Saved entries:
★ ★ ★ ★ ★ ★ ★

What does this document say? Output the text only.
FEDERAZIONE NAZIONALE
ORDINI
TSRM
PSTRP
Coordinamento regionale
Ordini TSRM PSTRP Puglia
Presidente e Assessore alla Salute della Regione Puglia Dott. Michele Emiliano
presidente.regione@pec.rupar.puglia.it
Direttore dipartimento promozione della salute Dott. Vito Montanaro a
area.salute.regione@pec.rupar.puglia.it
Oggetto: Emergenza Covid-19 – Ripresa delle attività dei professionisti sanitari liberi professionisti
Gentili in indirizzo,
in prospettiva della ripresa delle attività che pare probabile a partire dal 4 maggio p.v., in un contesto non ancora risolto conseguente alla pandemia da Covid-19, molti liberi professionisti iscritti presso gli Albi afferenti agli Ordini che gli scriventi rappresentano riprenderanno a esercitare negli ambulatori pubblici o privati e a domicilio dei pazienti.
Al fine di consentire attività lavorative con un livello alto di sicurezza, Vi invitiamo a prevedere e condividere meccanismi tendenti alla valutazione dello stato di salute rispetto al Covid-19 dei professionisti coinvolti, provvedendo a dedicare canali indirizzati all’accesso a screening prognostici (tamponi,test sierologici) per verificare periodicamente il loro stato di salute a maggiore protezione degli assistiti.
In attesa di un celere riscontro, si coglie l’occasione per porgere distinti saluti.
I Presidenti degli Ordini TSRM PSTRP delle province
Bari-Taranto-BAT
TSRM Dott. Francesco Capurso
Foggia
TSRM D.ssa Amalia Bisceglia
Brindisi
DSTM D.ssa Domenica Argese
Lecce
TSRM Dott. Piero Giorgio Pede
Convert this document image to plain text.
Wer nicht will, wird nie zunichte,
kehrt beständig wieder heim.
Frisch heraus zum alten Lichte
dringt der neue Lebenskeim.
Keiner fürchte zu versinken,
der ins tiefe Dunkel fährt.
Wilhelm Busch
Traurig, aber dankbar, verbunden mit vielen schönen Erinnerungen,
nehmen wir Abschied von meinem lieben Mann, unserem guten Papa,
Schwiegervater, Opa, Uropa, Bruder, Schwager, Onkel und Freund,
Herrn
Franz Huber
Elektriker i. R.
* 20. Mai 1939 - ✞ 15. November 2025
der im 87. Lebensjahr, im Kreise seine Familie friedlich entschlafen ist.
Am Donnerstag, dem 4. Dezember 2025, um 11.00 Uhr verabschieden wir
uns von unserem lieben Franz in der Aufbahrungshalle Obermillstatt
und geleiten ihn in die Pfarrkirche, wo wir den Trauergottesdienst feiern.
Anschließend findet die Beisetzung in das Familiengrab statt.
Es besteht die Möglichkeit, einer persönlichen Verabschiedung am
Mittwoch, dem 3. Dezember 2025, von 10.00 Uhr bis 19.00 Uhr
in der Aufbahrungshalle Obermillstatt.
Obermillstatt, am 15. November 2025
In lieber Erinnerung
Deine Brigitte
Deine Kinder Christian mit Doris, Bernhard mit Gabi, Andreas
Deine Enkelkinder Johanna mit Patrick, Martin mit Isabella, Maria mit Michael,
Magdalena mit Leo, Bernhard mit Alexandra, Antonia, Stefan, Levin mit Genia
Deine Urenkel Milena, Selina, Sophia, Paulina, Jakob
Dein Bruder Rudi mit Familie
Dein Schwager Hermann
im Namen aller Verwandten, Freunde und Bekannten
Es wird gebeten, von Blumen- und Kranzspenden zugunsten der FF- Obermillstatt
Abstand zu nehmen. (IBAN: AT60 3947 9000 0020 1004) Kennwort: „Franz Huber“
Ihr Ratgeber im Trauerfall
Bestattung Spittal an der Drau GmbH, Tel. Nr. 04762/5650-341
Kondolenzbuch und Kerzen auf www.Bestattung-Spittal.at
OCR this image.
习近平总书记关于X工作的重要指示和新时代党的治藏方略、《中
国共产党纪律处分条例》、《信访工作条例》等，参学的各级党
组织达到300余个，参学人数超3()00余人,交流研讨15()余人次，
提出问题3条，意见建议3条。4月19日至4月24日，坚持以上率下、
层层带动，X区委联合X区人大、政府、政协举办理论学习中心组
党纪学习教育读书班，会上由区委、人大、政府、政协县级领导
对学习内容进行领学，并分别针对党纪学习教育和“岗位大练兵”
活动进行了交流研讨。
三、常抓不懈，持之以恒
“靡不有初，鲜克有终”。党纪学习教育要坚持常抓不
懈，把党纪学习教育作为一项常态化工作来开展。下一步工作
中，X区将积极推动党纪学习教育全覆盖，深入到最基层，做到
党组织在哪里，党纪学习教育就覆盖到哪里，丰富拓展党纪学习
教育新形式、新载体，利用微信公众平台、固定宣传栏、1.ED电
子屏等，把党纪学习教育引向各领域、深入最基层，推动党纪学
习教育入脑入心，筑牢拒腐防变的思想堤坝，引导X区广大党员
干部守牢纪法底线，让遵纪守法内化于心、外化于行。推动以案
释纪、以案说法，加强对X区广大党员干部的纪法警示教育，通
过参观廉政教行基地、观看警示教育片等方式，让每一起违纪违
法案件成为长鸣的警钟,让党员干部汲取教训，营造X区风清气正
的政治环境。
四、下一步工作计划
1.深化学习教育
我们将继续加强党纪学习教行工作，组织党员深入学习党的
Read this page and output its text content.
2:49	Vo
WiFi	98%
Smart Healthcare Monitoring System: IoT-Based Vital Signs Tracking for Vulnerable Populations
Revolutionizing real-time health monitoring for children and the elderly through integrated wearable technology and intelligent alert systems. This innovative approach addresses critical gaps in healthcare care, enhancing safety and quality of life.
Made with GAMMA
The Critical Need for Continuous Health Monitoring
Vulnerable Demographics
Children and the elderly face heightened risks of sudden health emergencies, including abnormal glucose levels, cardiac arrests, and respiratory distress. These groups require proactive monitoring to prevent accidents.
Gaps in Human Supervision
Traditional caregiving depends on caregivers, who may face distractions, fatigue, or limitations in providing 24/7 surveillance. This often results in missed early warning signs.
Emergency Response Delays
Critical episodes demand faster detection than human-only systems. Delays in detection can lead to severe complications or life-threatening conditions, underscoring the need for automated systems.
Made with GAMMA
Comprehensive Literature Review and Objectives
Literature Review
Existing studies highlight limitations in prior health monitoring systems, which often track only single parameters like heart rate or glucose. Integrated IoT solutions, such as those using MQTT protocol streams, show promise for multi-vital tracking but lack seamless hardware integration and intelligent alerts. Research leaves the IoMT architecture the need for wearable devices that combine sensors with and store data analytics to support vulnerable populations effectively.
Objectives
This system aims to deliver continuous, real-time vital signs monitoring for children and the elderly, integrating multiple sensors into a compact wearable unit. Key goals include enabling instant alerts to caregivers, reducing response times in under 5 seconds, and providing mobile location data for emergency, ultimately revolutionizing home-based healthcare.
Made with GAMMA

★ ★ ★ ★ ★ ★ ★

Work to be completed: Extract all of the data shown above and repeat it verbatim.

Result of this task:
What does this document say? Output the text only.
FEDERAZIONE NAZIONALE
ORDINI
TSRM
PSTRP
Coordinamento regionale
Ordini TSRM PSTRP Puglia
Presidente e Assessore alla Salute della Regione Puglia Dott. Michele Emiliano
presidente.regione@pec.rupar.puglia.it
Direttore dipartimento promozione della salute Dott. Vito Montanaro a
area.salute.regione@pec.rupar.puglia.it
Oggetto: Emergenza Covid-19 – Ripresa delle attività dei professionisti sanitari liberi professionisti
Gentili in indirizzo,
in prospettiva della ripresa delle attività che pare probabile a partire dal 4 maggio p.v., in un contesto non ancora risolto conseguente alla pandemia da Covid-19, molti liberi professionisti iscritti presso gli Albi afferenti agli Ordini che gli scriventi rappresentano riprenderanno a esercitare negli ambulatori pubblici o privati e a domicilio dei pazienti.
Al fine di consentire attività lavorative con un livello alto di sicurezza, Vi invitiamo a prevedere e condividere meccanismi tendenti alla valutazione dello stato di salute rispetto al Covid-19 dei professionisti coinvolti, provvedendo a dedicare canali indirizzati all’accesso a screening prognostici (tamponi,test sierologici) per verificare periodicamente il loro stato di salute a maggiore protezione degli assistiti.
In attesa di un celere riscontro, si coglie l’occasione per porgere distinti saluti.
I Presidenti degli Ordini TSRM PSTRP delle province
Bari-Taranto-BAT
TSRM Dott. Francesco Capurso
Foggia
TSRM D.ssa Amalia Bisceglia
Brindisi
DSTM D.ssa Domenica Argese
Lecce
TSRM Dott. Piero Giorgio Pede
Convert this document image to plain text.
Wer nicht will, wird nie zunichte,
kehrt beständig wieder heim.
Frisch heraus zum alten Lichte
dringt der neue Lebenskeim.
Keiner fürchte zu versinken,
der ins tiefe Dunkel fährt.
Wilhelm Busch
Traurig, aber dankbar, verbunden mit vielen schönen Erinnerungen,
nehmen wir Abschied von meinem lieben Mann, unserem guten Papa,
Schwiegervater, Opa, Uropa, Bruder, Schwager, Onkel und Freund,
Herrn
Franz Huber
Elektriker i. R.
* 20. Mai 1939 - ✞ 15. November 2025
der im 87. Lebensjahr, im Kreise seine Familie friedlich entschlafen ist.
Am Donnerstag, dem 4. Dezember 2025, um 11.00 Uhr verabschieden wir
uns von unserem lieben Franz in der Aufbahrungshalle Obermillstatt
und geleiten ihn in die Pfarrkirche, wo wir den Trauergottesdienst feiern.
Anschließend findet die Beisetzung in das Familiengrab statt.
Es besteht die Möglichkeit, einer persönlichen Verabschiedung am
Mittwoch, dem 3. Dezember 2025, von 10.00 Uhr bis 19.00 Uhr
in der Aufbahrungshalle Obermillstatt.
Obermillstatt, am 15. November 2025
In lieber Erinnerung
Deine Brigitte
Deine Kinder Christian mit Doris, Bernhard mit Gabi, Andreas
Deine Enkelkinder Johanna mit Patrick, Martin mit Isabella, Maria mit Michael,
Magdalena mit Leo, Bernhard mit Alexandra, Antonia, Stefan, Levin mit Genia
Deine Urenkel Milena, Selina, Sophia, Paulina, Jakob
Dein Bruder Rudi mit Familie
Dein Schwager Hermann
im Namen aller Verwandten, Freunde und Bekannten
Es wird gebeten, von Blumen- und Kranzspenden zugunsten der FF- Obermillstatt
Abstand zu nehmen. (IBAN: AT60 3947 9000 0020 1004) Kennwort: „Franz Huber“
Ihr Ratgeber im Trauerfall
Bestattung Spittal an der Drau GmbH, Tel. Nr. 04762/5650-341
Kondolenzbuch und Kerzen auf www.Bestattung-Spittal.at
OCR this image.
习近平总书记关于X工作的重要指示和新时代党的治藏方略、《中
国共产党纪律处分条例》、《信访工作条例》等，参学的各级党
组织达到300余个，参学人数超3()00余人,交流研讨15()余人次，
提出问题3条，意见建议3条。4月19日至4月24日，坚持以上率下、
层层带动，X区委联合X区人大、政府、政协举办理论学习中心组
党纪学习教育读书班，会上由区委、人大、政府、政协县级领导
对学习内容进行领学，并分别针对党纪学习教育和“岗位大练兵”
活动进行了交流研讨。
三、常抓不懈，持之以恒
“靡不有初，鲜克有终”。党纪学习教育要坚持常抓不
懈，把党纪学习教育作为一项常态化工作来开展。下一步工作
中，X区将积极推动党纪学习教育全覆盖，深入到最基层，做到
党组织在哪里，党纪学习教育就覆盖到哪里，丰富拓展党纪学习
教育新形式、新载体，利用微信公众平台、固定宣传栏、1.ED电
子屏等，把党纪学习教育引向各领域、深入最基层，推动党纪学
习教育入脑入心，筑牢拒腐防变的思想堤坝，引导X区广大党员
干部守牢纪法底线，让遵纪守法内化于心、外化于行。推动以案
释纪、以案说法，加强对X区广大党员干部的纪法警示教育，通
过参观廉政教行基地、观看警示教育片等方式，让每一起违纪违
法案件成为长鸣的警钟,让党员干部汲取教训，营造X区风清气正
的政治环境。
四、下一步工作计划
1.深化学习教育
我们将继续加强党纪学习教行工作，组织党员深入学习党的
Read this page and output its text content.
2:49	Vo
WiFi	98%
Smart Healthcare Monitoring System: IoT-Based Vital Signs Tracking for Vulnerable Populations
Revolutionizing real-time health monitoring for children and the elderly through integrated wearable technology and intelligent alert systems. This innovative approach addresses critical gaps in healthcare care, enhancing safety and quality of life.
Made with GAMMA
The Critical Need for Continuous Health Monitoring
Vulnerable Demographics
Children and the elderly face heightened risks of sudden health emergencies, including abnormal glucose levels, cardiac arrests, and respiratory distress. These groups require proactive monitoring to prevent accidents.
Gaps in Human Supervision
Traditional caregiving depends on caregivers, who may face distractions, fatigue, or limitations in providing 24/7 surveillance. This often results in missed early warning signs.
Emergency Response Delays
Critical episodes demand faster detection than human-only systems. Delays in detection can lead to severe complications or life-threatening conditions, underscoring the need for automated systems.
Made with GAMMA
Comprehensive Literature Review and Objectives
Literature Review
Existing studies highlight limitations in prior health monitoring systems, which often track only single parameters like heart rate or glucose. Integrated IoT solutions, such as those using MQTT protocol streams, show promise for multi-vital tracking but lack seamless hardware integration and intelligent alerts. Research leaves the IoMT architecture the need for wearable devices that combine sensors with and store data analytics to support vulnerable populations effectively.
Objectives
This system aims to deliver continuous, real-time vital signs monitoring for children and the elderly, integrating multiple sensors into a compact wearable unit. Key goals include enabling instant alerts to caregivers, reducing response times in under 5 seconds, and providing mobile location data for emergency, ultimately revolutionizing home-based healthcare.
Made with GAMMA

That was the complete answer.